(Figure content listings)

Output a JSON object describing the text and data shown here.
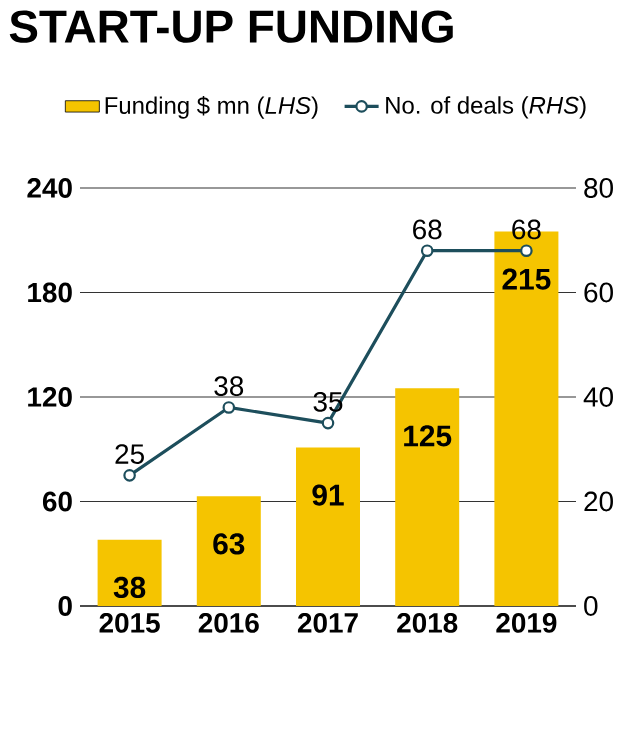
{
  "chart_data": {
    "type": "bar",
    "title": "START-UP FUNDING",
    "categories": [
      "2015",
      "2016",
      "2017",
      "2018",
      "2019"
    ],
    "series": [
      {
        "name": "Funding $ mn (*LHS*)",
        "color": "#f5c400",
        "values": [
          38,
          63,
          91,
          125,
          215
        ]
      },
      {
        "name": "No. of deals (*RHS*)",
        "type": "line",
        "axis": "y2",
        "color": "#1d4e5c",
        "marker": "circle",
        "values": [
          25,
          38,
          35,
          68,
          68
        ]
      }
    ],
    "ylim": [
      0,
      240
    ],
    "yticks": [
      0,
      60,
      120,
      180,
      240
    ],
    "y2lim": [
      0,
      80
    ],
    "y2ticks": [
      0,
      20,
      40,
      60,
      80
    ],
    "grid": "y",
    "legend": "top",
    "data_labels": true
  }
}
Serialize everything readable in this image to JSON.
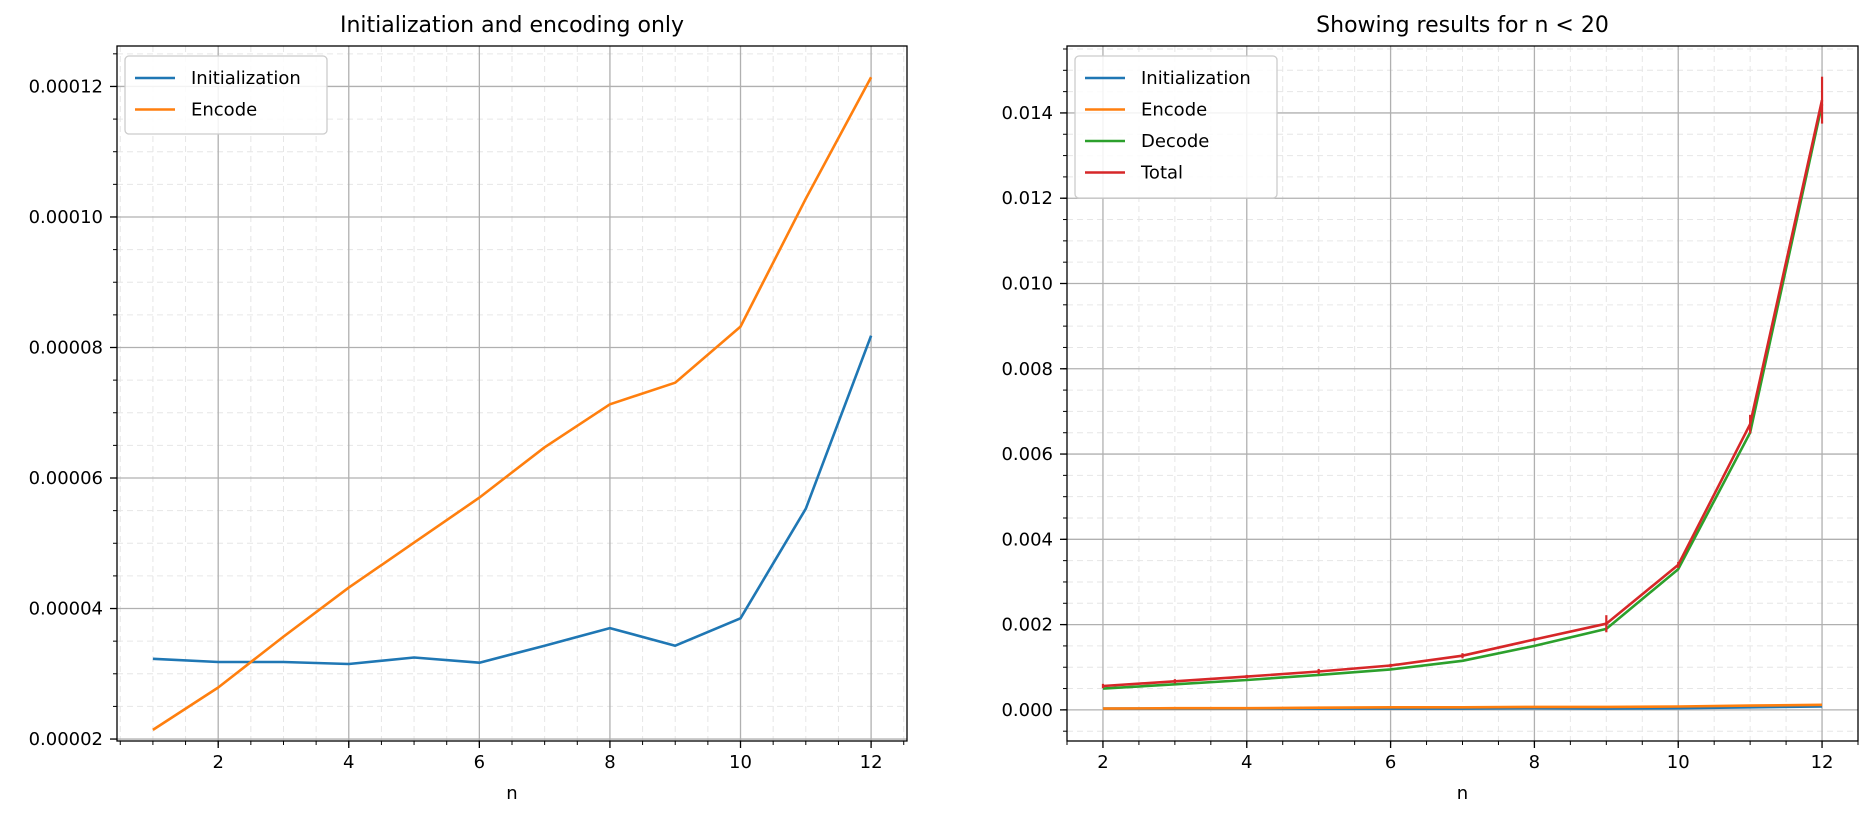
{
  "chart_data": [
    {
      "type": "line",
      "title": "Initialization and encoding only",
      "xlabel": "n",
      "ylabel": "",
      "xlim": [
        0.45,
        12.55
      ],
      "ylim": [
        1.97e-05,
        0.0001262
      ],
      "xticks": [
        2,
        4,
        6,
        8,
        10,
        12
      ],
      "xtick_labels": [
        "2",
        "4",
        "6",
        "8",
        "10",
        "12"
      ],
      "yticks": [
        2e-05,
        4e-05,
        6e-05,
        8e-05,
        0.0001,
        0.00012
      ],
      "ytick_labels": [
        "0.00002",
        "0.00004",
        "0.00006",
        "0.00008",
        "0.00010",
        "0.00012"
      ],
      "grid": true,
      "legend_position": "upper-left",
      "x": [
        1,
        2,
        3,
        4,
        5,
        6,
        7,
        8,
        9,
        10,
        11,
        12
      ],
      "series": [
        {
          "name": "Initialization",
          "color": "#1f77b4",
          "values": [
            3.23e-05,
            3.18e-05,
            3.18e-05,
            3.15e-05,
            3.25e-05,
            3.17e-05,
            3.43e-05,
            3.7e-05,
            3.43e-05,
            3.85e-05,
            5.53e-05,
            8.18e-05
          ]
        },
        {
          "name": "Encode",
          "color": "#ff7f0e",
          "values": [
            2.14e-05,
            2.79e-05,
            3.57e-05,
            4.32e-05,
            5.01e-05,
            5.7e-05,
            6.47e-05,
            7.13e-05,
            7.46e-05,
            8.32e-05,
            0.0001028,
            0.0001214
          ]
        }
      ]
    },
    {
      "type": "line",
      "title": "Showing results for n < 20",
      "xlabel": "n",
      "ylabel": "",
      "xlim": [
        1.5,
        12.5
      ],
      "ylim": [
        -0.00073,
        0.01557
      ],
      "xticks": [
        2,
        4,
        6,
        8,
        10,
        12
      ],
      "xtick_labels": [
        "2",
        "4",
        "6",
        "8",
        "10",
        "12"
      ],
      "yticks": [
        0,
        0.002,
        0.004,
        0.006,
        0.008,
        0.01,
        0.012,
        0.014
      ],
      "ytick_labels": [
        "0.000",
        "0.002",
        "0.004",
        "0.006",
        "0.008",
        "0.010",
        "0.012",
        "0.014"
      ],
      "grid": true,
      "legend_position": "upper-left",
      "x": [
        2,
        3,
        4,
        5,
        6,
        7,
        8,
        9,
        10,
        11,
        12
      ],
      "series": [
        {
          "name": "Initialization",
          "color": "#1f77b4",
          "values": [
            3e-05,
            3e-05,
            3e-05,
            3e-05,
            3e-05,
            3e-05,
            4e-05,
            3e-05,
            4e-05,
            6e-05,
            8e-05
          ]
        },
        {
          "name": "Encode",
          "color": "#ff7f0e",
          "values": [
            3e-05,
            4e-05,
            4e-05,
            5e-05,
            6e-05,
            6e-05,
            7e-05,
            7e-05,
            8e-05,
            0.0001,
            0.00012
          ]
        },
        {
          "name": "Decode",
          "color": "#2ca02c",
          "values": [
            0.0005,
            0.0006,
            0.0007,
            0.00082,
            0.00095,
            0.00115,
            0.0015,
            0.0019,
            0.0033,
            0.0065,
            0.0142
          ]
        },
        {
          "name": "Total",
          "color": "#d62728",
          "values": [
            0.00056,
            0.00067,
            0.00078,
            0.0009,
            0.00104,
            0.00127,
            0.00165,
            0.00202,
            0.0034,
            0.0067,
            0.0143
          ],
          "error": [
            5e-05,
            5e-05,
            4e-05,
            6e-05,
            4e-05,
            6e-05,
            4e-05,
            0.0002,
            7e-05,
            0.00022,
            0.00055
          ]
        }
      ]
    }
  ]
}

> [Your objective]
Every line of the material is to be quoted exactly, with no pictures carried over.

> [Written response]
Output a JSON object describing the text and data shown here.
{
  "chart_data": {
    "type": "bar",
    "title": "START-UP FUNDING",
    "categories": [
      "2015",
      "2016",
      "2017",
      "2018",
      "2019"
    ],
    "series": [
      {
        "name": "Funding $ mn (*LHS*)",
        "color": "#f5c400",
        "values": [
          38,
          63,
          91,
          125,
          215
        ]
      },
      {
        "name": "No. of deals (*RHS*)",
        "type": "line",
        "axis": "y2",
        "color": "#1d4e5c",
        "marker": "circle",
        "values": [
          25,
          38,
          35,
          68,
          68
        ]
      }
    ],
    "ylim": [
      0,
      240
    ],
    "yticks": [
      0,
      60,
      120,
      180,
      240
    ],
    "y2lim": [
      0,
      80
    ],
    "y2ticks": [
      0,
      20,
      40,
      60,
      80
    ],
    "grid": "y",
    "legend": "top",
    "data_labels": true
  }
}
Serialize everything readable in this image to JSON.
{
  "chart_data": [
    {
      "type": "line",
      "title": "Initialization and encoding only",
      "xlabel": "n",
      "ylabel": "",
      "xlim": [
        0.45,
        12.55
      ],
      "ylim": [
        1.97e-05,
        0.0001262
      ],
      "xticks": [
        2,
        4,
        6,
        8,
        10,
        12
      ],
      "xtick_labels": [
        "2",
        "4",
        "6",
        "8",
        "10",
        "12"
      ],
      "yticks": [
        2e-05,
        4e-05,
        6e-05,
        8e-05,
        0.0001,
        0.00012
      ],
      "ytick_labels": [
        "0.00002",
        "0.00004",
        "0.00006",
        "0.00008",
        "0.00010",
        "0.00012"
      ],
      "grid": true,
      "legend_position": "upper-left",
      "x": [
        1,
        2,
        3,
        4,
        5,
        6,
        7,
        8,
        9,
        10,
        11,
        12
      ],
      "series": [
        {
          "name": "Initialization",
          "color": "#1f77b4",
          "values": [
            3.23e-05,
            3.18e-05,
            3.18e-05,
            3.15e-05,
            3.25e-05,
            3.17e-05,
            3.43e-05,
            3.7e-05,
            3.43e-05,
            3.85e-05,
            5.53e-05,
            8.18e-05
          ]
        },
        {
          "name": "Encode",
          "color": "#ff7f0e",
          "values": [
            2.14e-05,
            2.79e-05,
            3.57e-05,
            4.32e-05,
            5.01e-05,
            5.7e-05,
            6.47e-05,
            7.13e-05,
            7.46e-05,
            8.32e-05,
            0.0001028,
            0.0001214
          ]
        }
      ]
    },
    {
      "type": "line",
      "title": "Showing results for n < 20",
      "xlabel": "n",
      "ylabel": "",
      "xlim": [
        1.5,
        12.5
      ],
      "ylim": [
        -0.00073,
        0.01557
      ],
      "xticks": [
        2,
        4,
        6,
        8,
        10,
        12
      ],
      "xtick_labels": [
        "2",
        "4",
        "6",
        "8",
        "10",
        "12"
      ],
      "yticks": [
        0,
        0.002,
        0.004,
        0.006,
        0.008,
        0.01,
        0.012,
        0.014
      ],
      "ytick_labels": [
        "0.000",
        "0.002",
        "0.004",
        "0.006",
        "0.008",
        "0.010",
        "0.012",
        "0.014"
      ],
      "grid": true,
      "legend_position": "upper-left",
      "x": [
        2,
        3,
        4,
        5,
        6,
        7,
        8,
        9,
        10,
        11,
        12
      ],
      "series": [
        {
          "name": "Initialization",
          "color": "#1f77b4",
          "values": [
            3e-05,
            3e-05,
            3e-05,
            3e-05,
            3e-05,
            3e-05,
            4e-05,
            3e-05,
            4e-05,
            6e-05,
            8e-05
          ]
        },
        {
          "name": "Encode",
          "color": "#ff7f0e",
          "values": [
            3e-05,
            4e-05,
            4e-05,
            5e-05,
            6e-05,
            6e-05,
            7e-05,
            7e-05,
            8e-05,
            0.0001,
            0.00012
          ]
        },
        {
          "name": "Decode",
          "color": "#2ca02c",
          "values": [
            0.0005,
            0.0006,
            0.0007,
            0.00082,
            0.00095,
            0.00115,
            0.0015,
            0.0019,
            0.0033,
            0.0065,
            0.0142
          ]
        },
        {
          "name": "Total",
          "color": "#d62728",
          "values": [
            0.00056,
            0.00067,
            0.00078,
            0.0009,
            0.00104,
            0.00127,
            0.00165,
            0.00202,
            0.0034,
            0.0067,
            0.0143
          ],
          "error": [
            5e-05,
            5e-05,
            4e-05,
            6e-05,
            4e-05,
            6e-05,
            4e-05,
            0.0002,
            7e-05,
            0.00022,
            0.00055
          ]
        }
      ]
    }
  ]
}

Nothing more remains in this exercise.